**PROBLEM TO SOLVE:** Copy each line of the entries that contains the word "title".

**DATA SUPPLIED:**

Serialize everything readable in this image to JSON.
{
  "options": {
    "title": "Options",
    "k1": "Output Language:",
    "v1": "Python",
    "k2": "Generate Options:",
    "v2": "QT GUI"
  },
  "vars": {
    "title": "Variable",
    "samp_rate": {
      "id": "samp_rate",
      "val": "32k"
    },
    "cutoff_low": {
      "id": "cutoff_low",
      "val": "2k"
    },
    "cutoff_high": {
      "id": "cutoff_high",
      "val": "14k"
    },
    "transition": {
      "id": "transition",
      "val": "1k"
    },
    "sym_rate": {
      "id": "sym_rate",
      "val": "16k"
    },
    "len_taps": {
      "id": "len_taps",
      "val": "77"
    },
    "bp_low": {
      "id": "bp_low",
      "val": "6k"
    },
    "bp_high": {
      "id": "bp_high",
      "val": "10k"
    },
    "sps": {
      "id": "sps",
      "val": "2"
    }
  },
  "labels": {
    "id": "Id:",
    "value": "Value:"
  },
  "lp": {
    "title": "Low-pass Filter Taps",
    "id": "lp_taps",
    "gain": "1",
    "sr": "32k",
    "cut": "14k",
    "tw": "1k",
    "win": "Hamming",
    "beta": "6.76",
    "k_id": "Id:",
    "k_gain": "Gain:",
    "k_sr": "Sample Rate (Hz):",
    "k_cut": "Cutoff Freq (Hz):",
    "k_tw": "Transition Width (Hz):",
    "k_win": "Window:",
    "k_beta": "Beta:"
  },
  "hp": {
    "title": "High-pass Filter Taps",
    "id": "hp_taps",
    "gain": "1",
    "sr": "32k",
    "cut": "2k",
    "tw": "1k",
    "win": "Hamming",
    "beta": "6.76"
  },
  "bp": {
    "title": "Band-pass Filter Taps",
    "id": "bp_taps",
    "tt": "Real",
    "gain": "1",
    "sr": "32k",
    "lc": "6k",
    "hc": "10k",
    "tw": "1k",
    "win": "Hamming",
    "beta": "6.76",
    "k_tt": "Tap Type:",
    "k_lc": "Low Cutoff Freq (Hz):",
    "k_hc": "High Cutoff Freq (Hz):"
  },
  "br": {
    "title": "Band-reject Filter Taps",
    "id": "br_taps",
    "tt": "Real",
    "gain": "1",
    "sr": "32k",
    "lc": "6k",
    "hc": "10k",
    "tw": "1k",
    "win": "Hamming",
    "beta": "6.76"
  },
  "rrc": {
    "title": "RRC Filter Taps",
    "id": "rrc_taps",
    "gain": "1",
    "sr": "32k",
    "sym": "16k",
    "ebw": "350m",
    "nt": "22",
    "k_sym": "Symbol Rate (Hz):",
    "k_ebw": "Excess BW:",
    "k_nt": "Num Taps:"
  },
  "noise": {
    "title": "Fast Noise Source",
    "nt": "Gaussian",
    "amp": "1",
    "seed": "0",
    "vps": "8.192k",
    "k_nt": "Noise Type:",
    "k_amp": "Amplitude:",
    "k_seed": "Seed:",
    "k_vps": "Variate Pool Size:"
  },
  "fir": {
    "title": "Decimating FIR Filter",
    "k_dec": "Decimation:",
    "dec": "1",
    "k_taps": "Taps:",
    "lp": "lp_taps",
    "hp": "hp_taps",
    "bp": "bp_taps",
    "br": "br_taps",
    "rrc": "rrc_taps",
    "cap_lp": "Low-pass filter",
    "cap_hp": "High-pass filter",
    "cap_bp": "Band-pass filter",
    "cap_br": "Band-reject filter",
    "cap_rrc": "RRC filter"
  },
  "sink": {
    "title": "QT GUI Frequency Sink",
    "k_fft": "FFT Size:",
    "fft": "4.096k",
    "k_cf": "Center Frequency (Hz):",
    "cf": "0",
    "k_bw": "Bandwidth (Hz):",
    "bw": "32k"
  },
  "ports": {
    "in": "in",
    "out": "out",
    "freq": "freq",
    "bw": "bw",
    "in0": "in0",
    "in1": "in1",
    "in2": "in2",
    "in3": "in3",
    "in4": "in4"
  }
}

**ANSWER:**
    "title": "Options",
    "title": "Variable",
    "title": "Low-pass Filter Taps",
    "title": "High-pass Filter Taps",
    "title": "Band-pass Filter Taps",
    "title": "Band-reject Filter Taps",
    "title": "RRC Filter Taps",
    "title": "Fast Noise Source",
    "title": "Decimating FIR Filter",
    "title": "QT GUI Frequency Sink",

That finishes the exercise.